**Reading passage**.

** Begin **

June 4, 2025  |  Mark Newton

Public-private partnerships

California's evolving landscape for school infrastructure

Unlocking the potential of public-private partnerships in California’s K–12 school facilities


The passage of California’s Proposition 2 in November 2024 marked a significant milestone in addressing the state’s pressing school facility needs. This $10 billion bond measure allocates $8.5 billion to K–12 schools and $1.5 billion to community colleges, aiming to renovate aging buildings, enhance safety, and modernize classrooms for 21st-century learning. Funds are distributed through matching grants, with higher percentages directed to districts demonstrating the greatest need.

While Proposition 2 provides substantial support, it is not a panacea. The Public Policy Institute of California estimates that over $100 billion is required to fully address the state’s school infrastructure backlog . Moreover, the matching grant structure necessitates that districts contribute local funds, which can be challenging for communities with limited fiscal capacity.

The role of public-private partnerships (P3s)

Public-private partnerships offer a complementary approach to traditional funding mechanisms. By leveraging private sector expertise and capital, P3s can expedite project delivery, transfer certain risks, and provide long-term maintenance solutions. These partnerships are not one-size-fits-all; they can be tailored to meet the specific needs and capacities of individual districts.

Case studies: Diverse applications of P3s

Prince George’s County, Maryland

Facing an $8.5 billion infrastructure deficit, Prince George’s County Public Schools (PGCPS) implemented a groundbreaking P3 to design, build, finance, and maintain six new schools. This initiative reduced the typical construction timeline from 16 years to just three and is projected to save the district approximately $170 million in deferred maintenance and construction costs.

Phoenix, Arizona

In Phoenix, a creative P3 transformed the former Maryvale Mall into two public schools, encompassing 300,000 square feet. This adaptive reuse project addressed space constraints and revitalized a community asset, demonstrating the flexibility of P3 models in repurposing existing structures for educational use.

Integrating P3s with Proposition 2 funding

California districts can strategically combine Proposition 2 funds with P3 arrangements to maximize resources. For instance, state bond funds can be used to cover a portion of construction costs, while private partners handle financing gaps and assume responsibility for long-term maintenance. This hybrid approach allows districts to undertake larger or more complex projects than would be feasible through public funding alone.

** End **

Name the four things the partnership in Prince George's County was set up to do for six new schools, according to the article on California school infrastructure. The listing that follows isn't needed for the task.

Dataset records
** Begin **

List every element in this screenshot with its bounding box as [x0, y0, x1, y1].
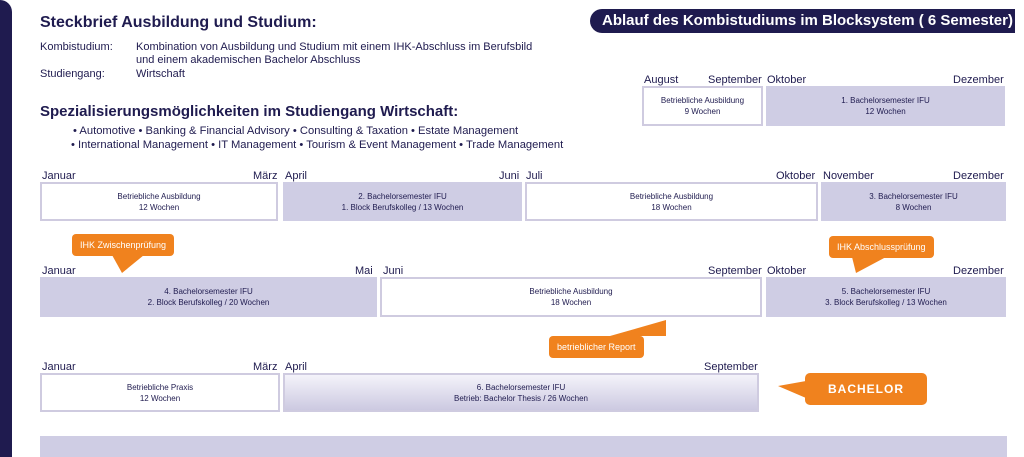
block-detail: 12 Wochen: [139, 393, 181, 403]
specialization-line-1: • Automotive • Banking & Financial Advis…: [73, 125, 519, 137]
month-label: März: [253, 361, 278, 373]
block-title: 4. Bachelorsemester IFU: [164, 287, 253, 296]
month-label: Oktober: [767, 74, 807, 86]
month-label: Oktober: [776, 170, 816, 182]
title-bar: Ablauf des Kombistudiums im Blocksystem …: [590, 9, 1015, 33]
block-title: Betriebliche Ausbildung: [529, 287, 613, 296]
studiengang-value: Wirtschaft: [136, 68, 185, 80]
callout-pointer: [778, 381, 806, 398]
kombistudium-label: Kombistudium:: [40, 41, 113, 53]
block-title: Betriebliche Ausbildung: [629, 191, 714, 201]
block-detail: 12 Wochen: [865, 107, 906, 116]
callout-abschlusspruefung: IHK Abschlussprüfung: [829, 236, 934, 258]
month-label: April: [285, 170, 308, 182]
block-detail: Betrieb: Bachelor Thesis / 26 Wochen: [454, 393, 588, 403]
left-accent-bar: [0, 0, 12, 457]
month-label: Dezember: [953, 170, 1004, 182]
callout-pointer: [852, 257, 886, 273]
bottom-band: [40, 436, 1007, 457]
block-title: 2. Bachelorsemester IFU: [358, 191, 447, 201]
specialization-line-2: • International Management • IT Manageme…: [71, 139, 564, 151]
schedule-block: Betriebliche Ausbildung 18 Wochen: [525, 182, 818, 221]
month-label: Juni: [499, 170, 520, 182]
block-title: Betriebliche Praxis: [126, 382, 194, 392]
kombistudium-line-1: Kombination von Ausbildung und Studium m…: [136, 41, 533, 53]
schedule-block: 1. Bachelorsemester IFU 12 Wochen: [766, 86, 1005, 126]
profile-heading: Steckbrief Ausbildung und Studium:: [40, 14, 317, 31]
bachelor-badge: BACHELOR: [805, 373, 927, 405]
block-detail: 18 Wochen: [550, 298, 592, 307]
schedule-block: Betriebliche Ausbildung 9 Wochen: [642, 86, 763, 126]
month-label: Mai: [355, 265, 373, 277]
month-label: Juli: [526, 170, 543, 182]
block-title: Betriebliche Ausbildung: [660, 96, 745, 105]
schedule-block: 5. Bachelorsemester IFU 3. Block Berufsk…: [766, 277, 1006, 317]
month-label: September: [708, 265, 762, 277]
block-detail: 9 Wochen: [684, 107, 721, 116]
block-detail: 2. Block Berufskolleg / 20 Wochen: [147, 298, 270, 307]
specialization-heading: Spezialisierungsmöglichkeiten im Studien…: [40, 103, 459, 120]
schedule-block: 3. Bachelorsemester IFU 8 Wochen: [821, 182, 1006, 221]
month-label: November: [823, 170, 874, 182]
month-label: Januar: [42, 361, 76, 373]
month-label: August: [644, 74, 679, 86]
block-detail: 18 Wochen: [651, 202, 692, 212]
block-title: 5. Bachelorsemester IFU: [841, 287, 931, 296]
month-label: Juni: [383, 265, 404, 277]
schedule-block: Betriebliche Ausbildung 18 Wochen: [380, 277, 762, 317]
schedule-block: Betriebliche Praxis 12 Wochen: [40, 373, 280, 412]
callout-report: betrieblicher Report: [549, 336, 644, 358]
schedule-block: 2. Bachelorsemester IFU 1. Block Berufsk…: [283, 182, 522, 221]
block-detail: 3. Block Berufskolleg / 13 Wochen: [825, 298, 947, 307]
schedule-block: 6. Bachelorsemester IFU Betrieb: Bachelo…: [283, 373, 759, 412]
month-label: Dezember: [953, 74, 1004, 86]
month-label: April: [285, 361, 308, 373]
schedule-block: 4. Bachelorsemester IFU 2. Block Berufsk…: [40, 277, 377, 317]
month-label: März: [253, 170, 278, 182]
month-label: Oktober: [767, 265, 807, 277]
month-label: Januar: [42, 170, 76, 182]
block-title: 1. Bachelorsemester IFU: [841, 96, 930, 105]
month-label: September: [708, 74, 762, 86]
block-title: Betriebliche Ausbildung: [117, 191, 201, 201]
specialization-list: • Automotive • Banking & Financial Advis…: [71, 124, 593, 152]
block-title: 6. Bachelorsemester IFU: [476, 382, 566, 392]
month-label: September: [704, 361, 758, 373]
block-title: 3. Bachelorsemester IFU: [869, 191, 958, 201]
callout-zwischenpruefung: IHK Zwischenprüfung: [72, 234, 175, 256]
studiengang-label: Studiengang:: [40, 68, 105, 80]
block-detail: 1. Block Berufskolleg / 13 Wochen: [341, 202, 464, 212]
block-detail: 12 Wochen: [138, 202, 180, 212]
kombistudium-line-2: und einem akademischen Bachelor Abschlus…: [136, 54, 361, 66]
month-label: Januar: [42, 265, 76, 277]
month-label: Dezember: [953, 265, 1004, 277]
block-detail: 8 Wochen: [895, 202, 932, 212]
schedule-block: Betriebliche Ausbildung 12 Wochen: [40, 182, 278, 221]
callout-pointer: [610, 320, 666, 336]
callout-pointer: [112, 255, 144, 273]
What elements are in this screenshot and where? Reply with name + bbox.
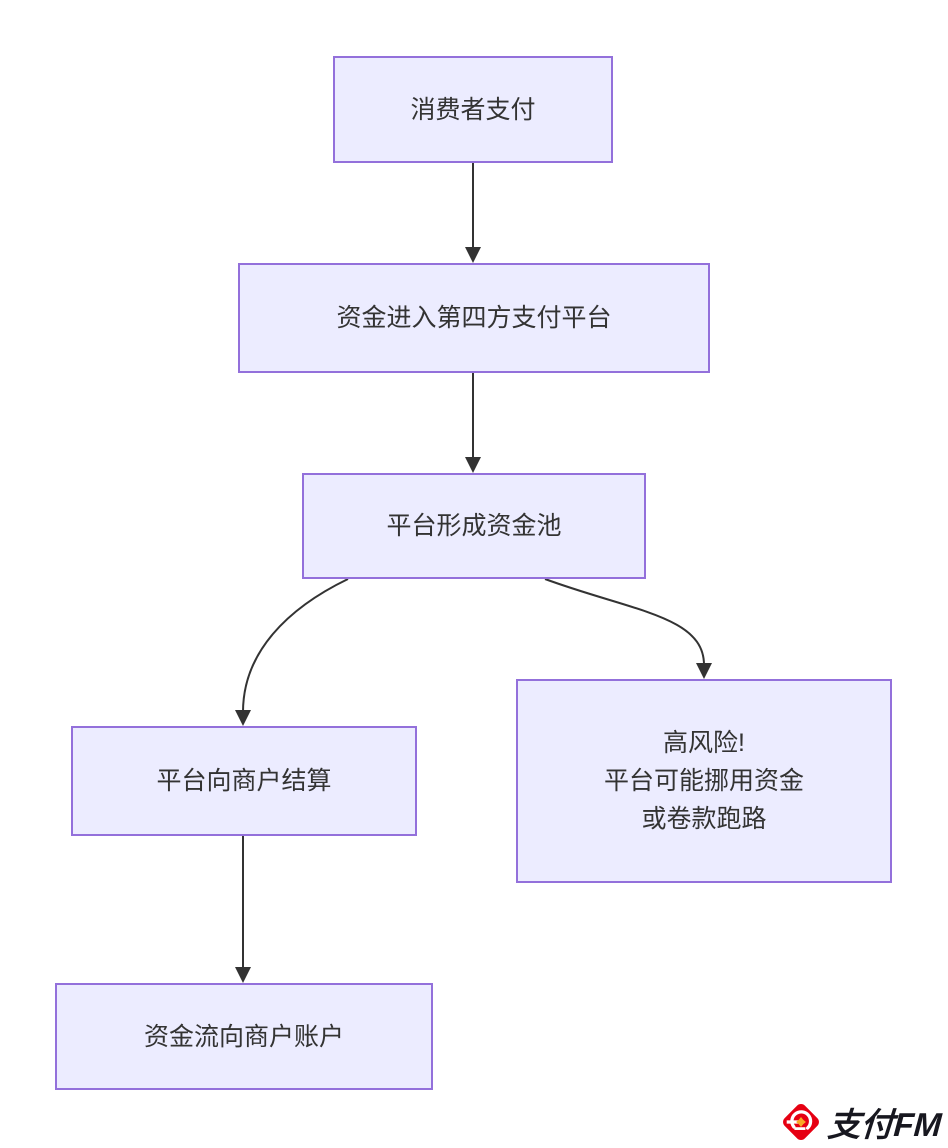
node-funds-to-merchant-account: 资金流向商户账户 xyxy=(55,983,433,1090)
arrowhead xyxy=(235,710,251,726)
brand-logo-text: 支付FM xyxy=(826,1106,944,1143)
arrowhead xyxy=(465,247,481,263)
edge-pool-to-settle xyxy=(242,578,349,713)
node-consumer-payment: 消费者支付 xyxy=(333,56,613,163)
node-platform-capital-pool: 平台形成资金池 xyxy=(302,473,646,579)
node-high-risk-warning: 高风险! 平台可能挪用资金 或卷款跑路 xyxy=(516,679,892,883)
node-funds-enter-platform: 资金进入第四方支付平台 xyxy=(238,263,710,373)
payment-fm-logo-icon xyxy=(783,1104,820,1140)
arrowhead xyxy=(696,663,712,679)
arrowhead xyxy=(465,457,481,473)
node-platform-settles-merchants: 平台向商户结算 xyxy=(71,726,417,836)
edge-pool-to-risk xyxy=(544,578,705,666)
brand-logo: 支付FM xyxy=(779,1098,946,1146)
arrowhead xyxy=(235,967,251,983)
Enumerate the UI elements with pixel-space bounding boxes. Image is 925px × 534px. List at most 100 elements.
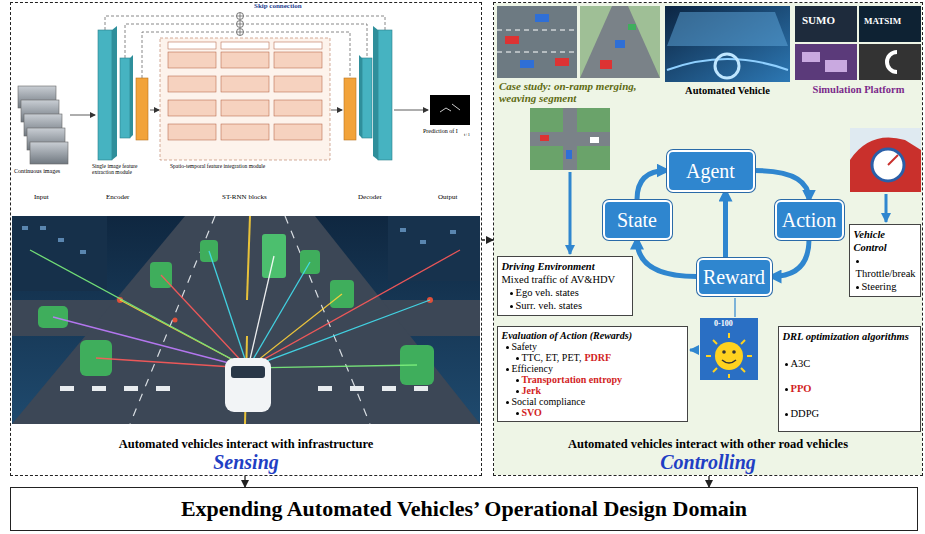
stage-label: Decoder — [358, 194, 382, 202]
text-line: State — [617, 209, 657, 231]
text-line: Automated vehicles interact with infrast… — [119, 434, 374, 452]
node-text: Safety — [512, 341, 538, 352]
reward-leader — [734, 298, 735, 317]
bullet-dot — [785, 363, 788, 366]
text-line: Reward — [703, 266, 765, 288]
node-text: TTC, ET, PET, — [522, 352, 582, 363]
text-line: Automated vehicles interact with other r… — [568, 434, 848, 452]
controlling-panel: Automated vehicles interact with other r… — [493, 2, 923, 476]
node-text: DDPG — [791, 408, 820, 419]
case-study-picture — [497, 6, 660, 78]
sensing-panel: Automated vehicles interact with infrast… — [10, 2, 482, 476]
bullet-dot — [856, 286, 859, 289]
bullet-dot — [856, 260, 859, 263]
node-text: Jerk — [522, 385, 541, 396]
agent-box: Agent — [667, 150, 755, 192]
text-line: Transportation entropy — [502, 374, 683, 385]
bullet-dot — [506, 346, 509, 349]
node-text: Efficiency — [512, 363, 553, 374]
domain-banner: Expending Automated Vehicles’ Operationa… — [10, 487, 918, 531]
reward-score-picture — [700, 318, 758, 380]
bullet-dot — [516, 357, 519, 360]
bullet-dot — [785, 413, 788, 416]
algorithm-box: DRL optimization algorithmsA3C PPO DDPG — [778, 326, 921, 432]
node-text: Ego veh. states — [516, 287, 579, 298]
flow-connector — [708, 476, 709, 487]
text-line: Safety — [502, 341, 683, 352]
node-text: Transportation entropy — [522, 374, 622, 385]
street-scene — [12, 216, 480, 424]
node-text: Automated vehicles interact with infrast… — [119, 437, 374, 451]
node-text: Mixed traffic of AV&HDV — [502, 274, 616, 285]
bullet-dot — [516, 390, 519, 393]
node-text: Automated vehicles interact with other r… — [568, 437, 848, 451]
flow-connector — [637, 171, 667, 200]
text-line: Surr. veh. states — [502, 299, 628, 312]
picture-caption: Simulation Platform — [795, 84, 922, 96]
node-text: Surr. veh. states — [516, 300, 583, 311]
flow-connector — [723, 192, 728, 258]
node-text: Action — [782, 209, 836, 231]
text-line: Driving Environment — [502, 260, 628, 273]
flow-connector — [482, 239, 493, 240]
node-text: Evaluation of Action (Rewards) — [502, 330, 632, 341]
node-text: Vehicle Control — [854, 229, 887, 253]
bullet-dot — [785, 388, 788, 391]
node-text: Throttle/break — [856, 268, 916, 279]
bullet-dot — [516, 412, 519, 415]
text-line: Action — [782, 209, 836, 231]
node-text: State — [617, 209, 657, 231]
vehicle-control-picture — [850, 128, 921, 192]
node-text: Driving Environment — [502, 261, 595, 272]
node-text: SVO — [522, 407, 542, 418]
text-line: Throttle/break — [854, 254, 916, 280]
automated-vehicle-picture — [665, 6, 790, 82]
node-text: Social compliance — [512, 396, 586, 407]
node-text: Reward — [703, 266, 765, 288]
node-text: PDRF — [584, 352, 611, 363]
stage-label: Encoder — [106, 194, 129, 202]
logo-text: SUMO — [802, 14, 835, 26]
bullet-dot — [510, 292, 513, 295]
text-line: DDPG — [783, 407, 916, 420]
node-text: Steering — [862, 281, 897, 292]
simulation-platform-picture — [795, 6, 921, 80]
node-text: DRL optimization algorithms — [783, 331, 909, 342]
text-line: Vehicle Control — [854, 228, 916, 254]
environment-box: Driving EnvironmentMixed traffic of AV&H… — [497, 256, 633, 316]
node-text: Expending Automated Vehicles’ Operationa… — [181, 496, 747, 521]
picture-caption: Automated Vehicle — [665, 85, 790, 97]
text-line: Agent — [686, 160, 735, 182]
text-line: PPO — [783, 382, 916, 395]
state-box: State — [603, 200, 672, 240]
bullet-dot — [510, 305, 513, 308]
text-line: Steering — [854, 280, 916, 293]
module-label: Single image feature extraction module — [92, 163, 154, 175]
action-box: Action — [775, 200, 844, 240]
text-line: Controlling — [660, 452, 756, 473]
flow-connector — [637, 240, 697, 277]
flow-connector — [772, 240, 810, 277]
node-text: PPO — [791, 383, 812, 394]
text-line: SVO — [502, 407, 683, 418]
node-text: A3C — [791, 358, 811, 369]
reward-box: Reward — [697, 258, 772, 296]
text-line: Sensing — [213, 452, 279, 473]
control-box: Vehicle ControlThrottle/breakSteering — [849, 224, 921, 297]
stage-label: Output — [438, 194, 457, 202]
picture-caption: Case study: on-ramp merging, weaving seg… — [499, 80, 659, 104]
text-line: Ego veh. states — [502, 286, 628, 299]
node-text: Sensing — [213, 451, 279, 473]
text-line: Social compliance — [502, 396, 683, 407]
node-text: Controlling — [660, 451, 756, 473]
bullet-dot — [516, 379, 519, 382]
text-line: A3C — [783, 357, 916, 370]
reward-evaluation-box: Evaluation of Action (Rewards)SafetyTTC,… — [497, 326, 688, 422]
network-figure — [18, 13, 470, 165]
flow-connector — [755, 171, 810, 200]
score-label: 0-100 — [714, 320, 733, 329]
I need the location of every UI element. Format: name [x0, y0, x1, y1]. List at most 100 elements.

** End **

**Answer for the task**. Design, build, finance, maintain